PROBLEM TO SOLVE
Write out all the entries word for word and omit any pictures.

RECORDS SHOWN
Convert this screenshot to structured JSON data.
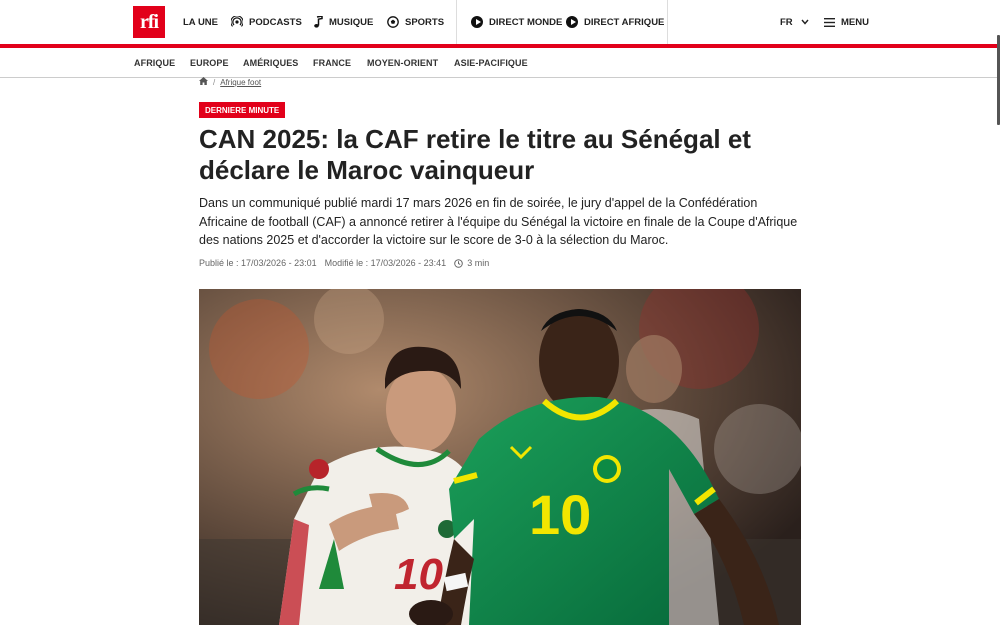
{
  "header": {
    "logo_text": "rfi",
    "nav": [
      {
        "label": "LA UNE",
        "icon": "home-icon"
      },
      {
        "label": "PODCASTS",
        "icon": "podcast-icon"
      },
      {
        "label": "MUSIQUE",
        "icon": "music-note-icon"
      },
      {
        "label": "SPORTS",
        "icon": "soccer-ball-icon"
      }
    ],
    "live": [
      {
        "label": "DIRECT MONDE",
        "icon": "play-circle-icon"
      },
      {
        "label": "DIRECT AFRIQUE",
        "icon": "play-circle-icon"
      }
    ],
    "language": "FR",
    "menu_label": "MENU"
  },
  "subnav": {
    "items": [
      "AFRIQUE",
      "EUROPE",
      "AMÉRIQUES",
      "FRANCE",
      "MOYEN-ORIENT",
      "ASIE-PACIFIQUE"
    ]
  },
  "breadcrumb": {
    "separator": "/",
    "current": "Afrique foot"
  },
  "article": {
    "badge": "DERNIERE MINUTE",
    "title": "CAN 2025: la CAF retire le titre au Sénégal et déclare le Maroc vainqueur",
    "lead": "Dans un communiqué publié mardi 17 mars 2026 en fin de soirée, le jury d'appel de la Confédération Africaine de football (CAF) a annoncé retirer à l'équipe du Sénégal la victoire en finale de la Coupe d'Afrique des nations 2025 et d'accorder la victoire sur le score de 3-0 à la sélection du Maroc.",
    "published": "Publié le : 17/03/2026 - 23:01",
    "modified": "Modifié le : 17/03/2026 - 23:41",
    "read_time": "3 min",
    "image_jersey_left": "10",
    "image_jersey_right": "10"
  },
  "colors": {
    "brand_red": "#e2001a",
    "senegal_green": "#0d8a44",
    "senegal_yellow": "#f2e600"
  }
}
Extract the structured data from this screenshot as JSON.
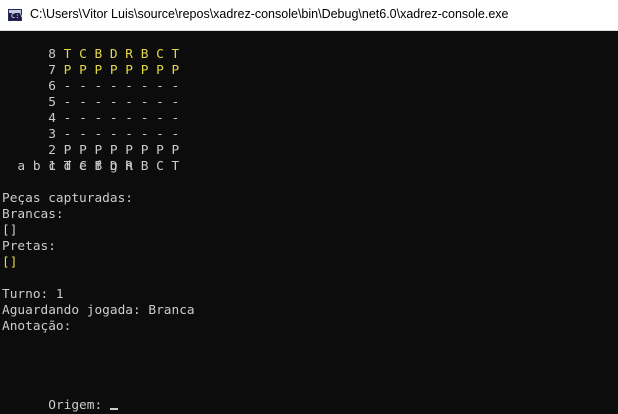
{
  "window": {
    "title": "C:\\Users\\Vitor Luis\\source\\repos\\xadrez-console\\bin\\Debug\\net6.0\\xadrez-console.exe",
    "icon": "console-app-icon",
    "icon_glyph": "C:\\"
  },
  "colors": {
    "console_bg": "#0c0c0c",
    "text_default": "#cccccc",
    "text_black_pieces": "#e5d74a"
  },
  "board": {
    "rows": [
      {
        "rank": "8",
        "squares": "T C B D R B C T",
        "side": "black"
      },
      {
        "rank": "7",
        "squares": "P P P P P P P P",
        "side": "black"
      },
      {
        "rank": "6",
        "squares": "- - - - - - - -",
        "side": "empty"
      },
      {
        "rank": "5",
        "squares": "- - - - - - - -",
        "side": "empty"
      },
      {
        "rank": "4",
        "squares": "- - - - - - - -",
        "side": "empty"
      },
      {
        "rank": "3",
        "squares": "- - - - - - - -",
        "side": "empty"
      },
      {
        "rank": "2",
        "squares": "P P P P P P P P",
        "side": "white"
      },
      {
        "rank": "1",
        "squares": "T C B D R B C T",
        "side": "white"
      }
    ],
    "files": "  a b c d e f g h"
  },
  "captured": {
    "heading": "Peças capturadas:",
    "white_label": "Brancas:",
    "white_list": "[]",
    "black_label": "Pretas:",
    "black_list": "[]"
  },
  "status": {
    "turn": "Turno: 1",
    "waiting": "Aguardando jogada: Branca",
    "notation": "Anotação:"
  },
  "prompt": {
    "origin": "Origem: "
  }
}
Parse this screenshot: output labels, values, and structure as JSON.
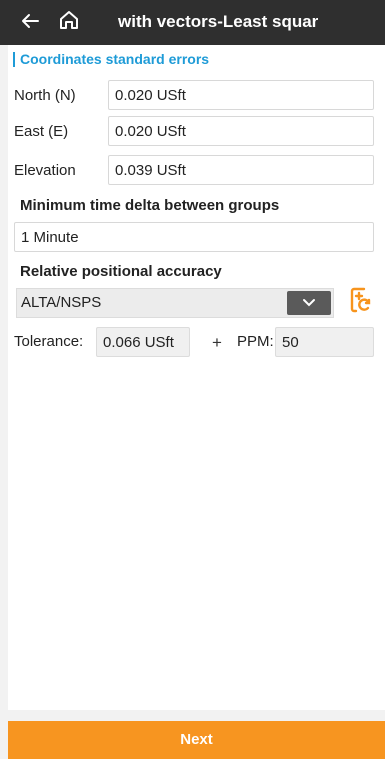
{
  "header": {
    "title": "with vectors-Least squar"
  },
  "section": {
    "title": "Coordinates standard errors"
  },
  "errors": {
    "north_label": "North (N)",
    "north_value": "0.020 USft",
    "east_label": "East (E)",
    "east_value": "0.020 USft",
    "elevation_label": "Elevation",
    "elevation_value": "0.039 USft"
  },
  "time_delta": {
    "heading": "Minimum time delta between groups",
    "value": "1 Minute"
  },
  "accuracy": {
    "heading": "Relative positional accuracy",
    "selected": "ALTA/NSPS",
    "tolerance_label": "Tolerance:",
    "tolerance_value": "0.066 USft",
    "plus": "+",
    "ppm_label": "PPM:",
    "ppm_value": "50"
  },
  "footer": {
    "next_label": "Next"
  },
  "colors": {
    "accent": "#1e9bd7",
    "primary_button": "#f79520",
    "topbar": "#2f2f2f"
  }
}
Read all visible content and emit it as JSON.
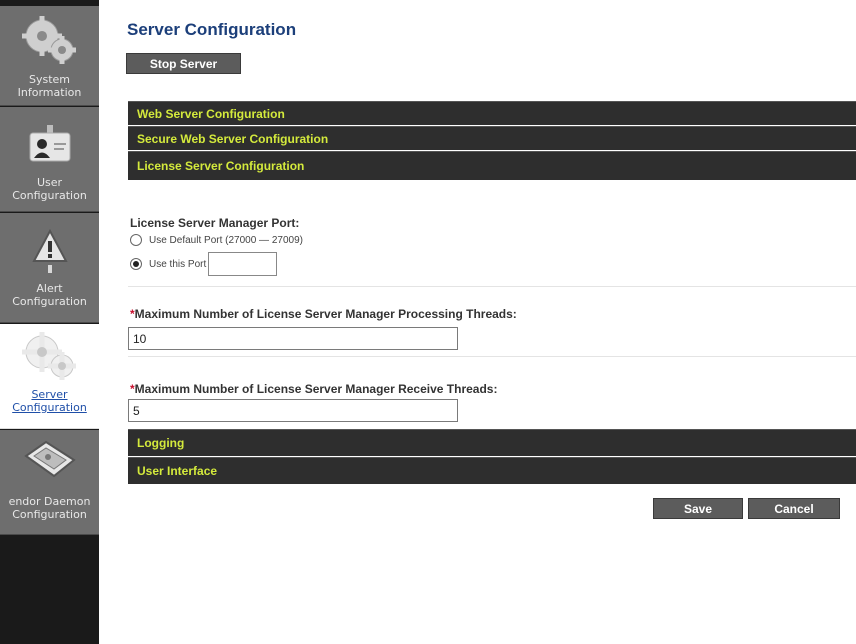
{
  "sidebar": {
    "items": [
      {
        "line1": "System",
        "line2": "Information"
      },
      {
        "line1": "User",
        "line2": "Configuration"
      },
      {
        "line1": "Alert",
        "line2": "Configuration"
      },
      {
        "line1": "Server",
        "line2": "Configuration"
      },
      {
        "line1": "endor Daemon",
        "line2": "Configuration"
      }
    ]
  },
  "main": {
    "title": "Server Configuration",
    "stop_button": "Stop Server",
    "sections": {
      "web": "Web Server Configuration",
      "secure": "Secure Web Server Configuration",
      "license": "License Server Configuration",
      "logging": "Logging",
      "ui": "User Interface"
    },
    "port": {
      "label": "License Server Manager Port:",
      "option_default": "Use Default Port (27000 — 27009)",
      "option_custom": "Use this Port",
      "custom_value": ""
    },
    "threads": {
      "required_mark": "*",
      "label": "Maximum Number of License Server Manager Processing Threads:",
      "value": "10"
    },
    "receive": {
      "required_mark": "*",
      "label": "Maximum Number of License Server Manager Receive Threads:",
      "value": "5"
    },
    "save_button": "Save",
    "cancel_button": "Cancel"
  }
}
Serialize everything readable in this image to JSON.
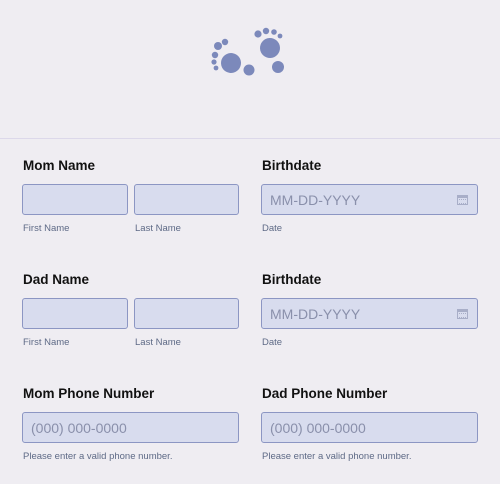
{
  "header": {
    "logo_icon": "baby-footprints-icon",
    "accent_color": "#7c89bb"
  },
  "sections": [
    {
      "name_label": "Mom Name",
      "first_sub": "First Name",
      "last_sub": "Last Name",
      "date_label": "Birthdate",
      "date_placeholder": "MM-DD-YYYY",
      "date_sub": "Date"
    },
    {
      "name_label": "Dad Name",
      "first_sub": "First Name",
      "last_sub": "Last Name",
      "date_label": "Birthdate",
      "date_placeholder": "MM-DD-YYYY",
      "date_sub": "Date"
    }
  ],
  "phones": {
    "mom_label": "Mom Phone Number",
    "mom_placeholder": "(000) 000-0000",
    "mom_sub": "Please enter a valid phone number.",
    "dad_label": "Dad Phone Number",
    "dad_placeholder": "(000) 000-0000",
    "dad_sub": "Please enter a valid phone number."
  }
}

EXERCISE ANSWER
Convert this screenshot to structured JSON data.
{
  "header": {
    "logo_text": "rfi",
    "nav": [
      {
        "label": "LA UNE",
        "icon": "home-icon"
      },
      {
        "label": "PODCASTS",
        "icon": "podcast-icon"
      },
      {
        "label": "MUSIQUE",
        "icon": "music-note-icon"
      },
      {
        "label": "SPORTS",
        "icon": "soccer-ball-icon"
      }
    ],
    "live": [
      {
        "label": "DIRECT MONDE",
        "icon": "play-circle-icon"
      },
      {
        "label": "DIRECT AFRIQUE",
        "icon": "play-circle-icon"
      }
    ],
    "language": "FR",
    "menu_label": "MENU"
  },
  "subnav": {
    "items": [
      "AFRIQUE",
      "EUROPE",
      "AMÉRIQUES",
      "FRANCE",
      "MOYEN-ORIENT",
      "ASIE-PACIFIQUE"
    ]
  },
  "breadcrumb": {
    "separator": "/",
    "current": "Afrique foot"
  },
  "article": {
    "badge": "DERNIERE MINUTE",
    "title": "CAN 2025: la CAF retire le titre au Sénégal et déclare le Maroc vainqueur",
    "lead": "Dans un communiqué publié mardi 17 mars 2026 en fin de soirée, le jury d'appel de la Confédération Africaine de football (CAF) a annoncé retirer à l'équipe du Sénégal la victoire en finale de la Coupe d'Afrique des nations 2025 et d'accorder la victoire sur le score de 3-0 à la sélection du Maroc.",
    "published": "Publié le : 17/03/2026 - 23:01",
    "modified": "Modifié le : 17/03/2026 - 23:41",
    "read_time": "3 min",
    "image_jersey_left": "10",
    "image_jersey_right": "10"
  },
  "colors": {
    "brand_red": "#e2001a",
    "senegal_green": "#0d8a44",
    "senegal_yellow": "#f2e600"
  }
}
Extract the structured data from this screenshot as JSON.
{
  "window": {
    "title": "C:\\Users\\Vitor Luis\\source\\repos\\xadrez-console\\bin\\Debug\\net6.0\\xadrez-console.exe",
    "icon": "console-app-icon",
    "icon_glyph": "C:\\"
  },
  "colors": {
    "console_bg": "#0c0c0c",
    "text_default": "#cccccc",
    "text_black_pieces": "#e5d74a"
  },
  "board": {
    "rows": [
      {
        "rank": "8",
        "squares": "T C B D R B C T",
        "side": "black"
      },
      {
        "rank": "7",
        "squares": "P P P P P P P P",
        "side": "black"
      },
      {
        "rank": "6",
        "squares": "- - - - - - - -",
        "side": "empty"
      },
      {
        "rank": "5",
        "squares": "- - - - - - - -",
        "side": "empty"
      },
      {
        "rank": "4",
        "squares": "- - - - - - - -",
        "side": "empty"
      },
      {
        "rank": "3",
        "squares": "- - - - - - - -",
        "side": "empty"
      },
      {
        "rank": "2",
        "squares": "P P P P P P P P",
        "side": "white"
      },
      {
        "rank": "1",
        "squares": "T C B D R B C T",
        "side": "white"
      }
    ],
    "files": "  a b c d e f g h"
  },
  "captured": {
    "heading": "Peças capturadas:",
    "white_label": "Brancas:",
    "white_list": "[]",
    "black_label": "Pretas:",
    "black_list": "[]"
  },
  "status": {
    "turn": "Turno: 1",
    "waiting": "Aguardando jogada: Branca",
    "notation": "Anotação:"
  },
  "prompt": {
    "origin": "Origem: "
  }
}
Parse this screenshot: output labels, values, and structure as JSON.
{
  "header": {
    "title": "with vectors-Least squar"
  },
  "section": {
    "title": "Coordinates standard errors"
  },
  "errors": {
    "north_label": "North (N)",
    "north_value": "0.020 USft",
    "east_label": "East (E)",
    "east_value": "0.020 USft",
    "elevation_label": "Elevation",
    "elevation_value": "0.039 USft"
  },
  "time_delta": {
    "heading": "Minimum time delta between groups",
    "value": "1 Minute"
  },
  "accuracy": {
    "heading": "Relative positional accuracy",
    "selected": "ALTA/NSPS",
    "tolerance_label": "Tolerance:",
    "tolerance_value": "0.066 USft",
    "plus": "+",
    "ppm_label": "PPM:",
    "ppm_value": "50"
  },
  "footer": {
    "next_label": "Next"
  },
  "colors": {
    "accent": "#1e9bd7",
    "primary_button": "#f79520",
    "topbar": "#2f2f2f"
  }
}
Read all visible content and emit it as JSON.
{
  "sidebar": {
    "items": [
      {
        "line1": "System",
        "line2": "Information"
      },
      {
        "line1": "User",
        "line2": "Configuration"
      },
      {
        "line1": "Alert",
        "line2": "Configuration"
      },
      {
        "line1": "Server",
        "line2": "Configuration"
      },
      {
        "line1": "endor Daemon",
        "line2": "Configuration"
      }
    ]
  },
  "main": {
    "title": "Server Configuration",
    "stop_button": "Stop Server",
    "sections": {
      "web": "Web Server Configuration",
      "secure": "Secure Web Server Configuration",
      "license": "License Server Configuration",
      "logging": "Logging",
      "ui": "User Interface"
    },
    "port": {
      "label": "License Server Manager Port:",
      "option_default": "Use Default Port (27000 — 27009)",
      "option_custom": "Use this Port",
      "custom_value": ""
    },
    "threads": {
      "required_mark": "*",
      "label": "Maximum Number of License Server Manager Processing Threads:",
      "value": "10"
    },
    "receive": {
      "required_mark": "*",
      "label": "Maximum Number of License Server Manager Receive Threads:",
      "value": "5"
    },
    "save_button": "Save",
    "cancel_button": "Cancel"
  }
}
Serialize everything readable in this image to JSON.
{
  "header": {
    "logo_icon": "baby-footprints-icon",
    "accent_color": "#7c89bb"
  },
  "sections": [
    {
      "name_label": "Mom Name",
      "first_sub": "First Name",
      "last_sub": "Last Name",
      "date_label": "Birthdate",
      "date_placeholder": "MM-DD-YYYY",
      "date_sub": "Date"
    },
    {
      "name_label": "Dad Name",
      "first_sub": "First Name",
      "last_sub": "Last Name",
      "date_label": "Birthdate",
      "date_placeholder": "MM-DD-YYYY",
      "date_sub": "Date"
    }
  ],
  "phones": {
    "mom_label": "Mom Phone Number",
    "mom_placeholder": "(000) 000-0000",
    "mom_sub": "Please enter a valid phone number.",
    "dad_label": "Dad Phone Number",
    "dad_placeholder": "(000) 000-0000",
    "dad_sub": "Please enter a valid phone number."
  }
}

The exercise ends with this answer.